- [Extracted data]:
§ §

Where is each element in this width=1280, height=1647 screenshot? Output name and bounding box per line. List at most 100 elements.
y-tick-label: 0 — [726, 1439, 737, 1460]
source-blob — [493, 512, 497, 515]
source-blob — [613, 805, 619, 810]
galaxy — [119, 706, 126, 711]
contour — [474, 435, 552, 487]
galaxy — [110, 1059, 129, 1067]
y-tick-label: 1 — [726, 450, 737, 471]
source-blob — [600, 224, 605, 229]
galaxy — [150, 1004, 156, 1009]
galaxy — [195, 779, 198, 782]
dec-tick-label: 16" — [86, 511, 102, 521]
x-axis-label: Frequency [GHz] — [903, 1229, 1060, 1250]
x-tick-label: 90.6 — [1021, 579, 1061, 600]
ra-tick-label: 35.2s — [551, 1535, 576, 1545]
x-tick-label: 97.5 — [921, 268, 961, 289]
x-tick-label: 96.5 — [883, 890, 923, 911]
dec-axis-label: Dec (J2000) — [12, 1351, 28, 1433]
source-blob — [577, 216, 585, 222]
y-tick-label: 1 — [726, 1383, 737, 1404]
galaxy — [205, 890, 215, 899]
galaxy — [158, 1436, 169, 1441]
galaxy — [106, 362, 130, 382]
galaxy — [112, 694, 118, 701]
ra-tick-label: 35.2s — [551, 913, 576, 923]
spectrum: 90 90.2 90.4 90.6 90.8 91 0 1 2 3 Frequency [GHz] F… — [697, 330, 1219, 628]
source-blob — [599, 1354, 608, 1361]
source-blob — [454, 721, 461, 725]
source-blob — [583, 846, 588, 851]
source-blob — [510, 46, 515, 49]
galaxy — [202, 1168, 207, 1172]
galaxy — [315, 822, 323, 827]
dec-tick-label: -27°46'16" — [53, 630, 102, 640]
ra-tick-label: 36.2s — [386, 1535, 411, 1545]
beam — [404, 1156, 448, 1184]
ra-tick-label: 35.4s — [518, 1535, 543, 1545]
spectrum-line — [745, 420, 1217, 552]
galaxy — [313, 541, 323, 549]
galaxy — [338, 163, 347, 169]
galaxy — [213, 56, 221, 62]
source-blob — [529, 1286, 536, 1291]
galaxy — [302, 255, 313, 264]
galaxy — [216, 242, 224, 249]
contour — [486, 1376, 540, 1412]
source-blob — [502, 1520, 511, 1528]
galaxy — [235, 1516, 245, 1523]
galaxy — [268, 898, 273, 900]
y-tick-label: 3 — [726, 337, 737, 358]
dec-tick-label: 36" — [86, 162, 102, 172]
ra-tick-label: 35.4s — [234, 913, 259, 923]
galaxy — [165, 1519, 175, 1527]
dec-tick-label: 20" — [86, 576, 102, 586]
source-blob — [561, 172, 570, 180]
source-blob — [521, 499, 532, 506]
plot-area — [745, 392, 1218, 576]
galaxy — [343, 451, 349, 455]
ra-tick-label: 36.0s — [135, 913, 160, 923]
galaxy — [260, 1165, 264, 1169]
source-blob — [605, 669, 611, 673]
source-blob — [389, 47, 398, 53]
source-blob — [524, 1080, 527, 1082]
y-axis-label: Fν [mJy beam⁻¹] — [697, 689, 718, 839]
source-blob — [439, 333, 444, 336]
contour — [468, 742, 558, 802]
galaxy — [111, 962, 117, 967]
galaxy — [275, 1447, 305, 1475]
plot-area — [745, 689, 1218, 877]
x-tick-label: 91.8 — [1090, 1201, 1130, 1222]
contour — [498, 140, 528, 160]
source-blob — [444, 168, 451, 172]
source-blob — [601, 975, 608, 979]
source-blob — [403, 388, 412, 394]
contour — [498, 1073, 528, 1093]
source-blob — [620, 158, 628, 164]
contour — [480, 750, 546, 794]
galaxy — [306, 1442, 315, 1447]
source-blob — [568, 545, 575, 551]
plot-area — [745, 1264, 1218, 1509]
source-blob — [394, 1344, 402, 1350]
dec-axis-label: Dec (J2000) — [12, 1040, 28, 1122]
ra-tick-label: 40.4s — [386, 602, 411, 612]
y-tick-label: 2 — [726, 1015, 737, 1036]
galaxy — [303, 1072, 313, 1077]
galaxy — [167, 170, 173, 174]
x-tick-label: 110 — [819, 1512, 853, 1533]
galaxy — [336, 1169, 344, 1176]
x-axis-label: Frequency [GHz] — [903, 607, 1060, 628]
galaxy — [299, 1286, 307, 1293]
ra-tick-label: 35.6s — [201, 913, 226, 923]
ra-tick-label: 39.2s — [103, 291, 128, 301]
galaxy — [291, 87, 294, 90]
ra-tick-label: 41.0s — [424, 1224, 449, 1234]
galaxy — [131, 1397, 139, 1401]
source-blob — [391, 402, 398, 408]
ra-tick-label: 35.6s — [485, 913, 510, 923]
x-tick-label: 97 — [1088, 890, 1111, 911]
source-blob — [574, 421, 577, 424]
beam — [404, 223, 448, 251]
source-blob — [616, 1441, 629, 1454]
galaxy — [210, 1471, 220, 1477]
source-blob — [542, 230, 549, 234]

§ §

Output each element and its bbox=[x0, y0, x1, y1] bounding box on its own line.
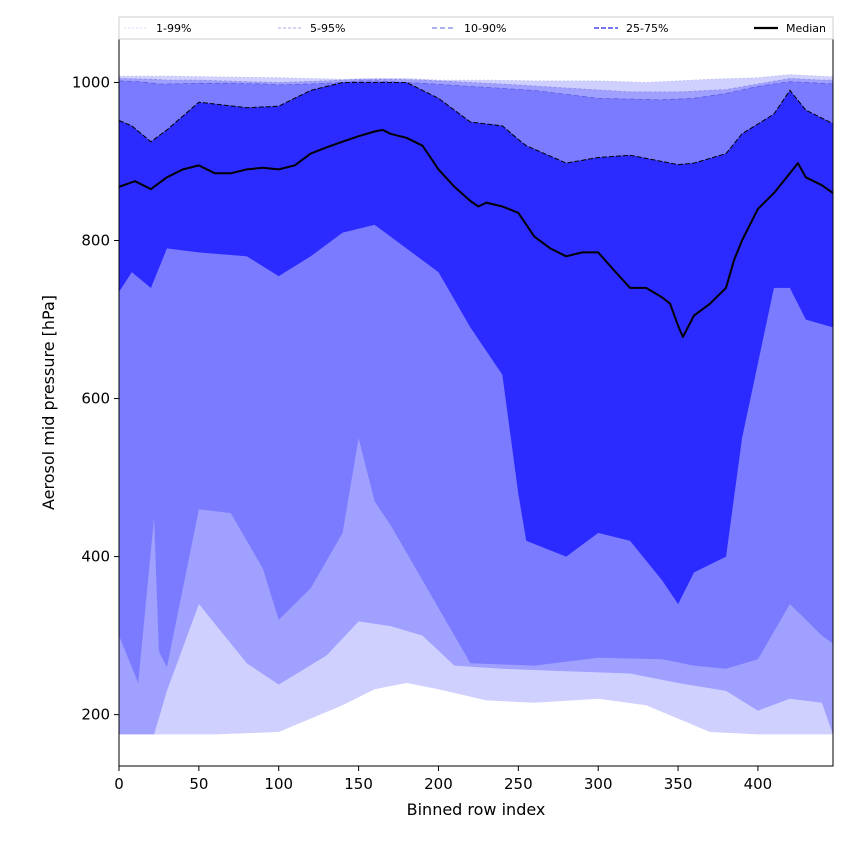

§ §

- [What this task involves]:
Filter the entries above down to the lines that contain the word "area", copying each matching line.

- [Correct response]:
plot-area — [745, 392, 1218, 576]
plot-area — [745, 689, 1218, 877]
plot-area — [745, 1264, 1218, 1509]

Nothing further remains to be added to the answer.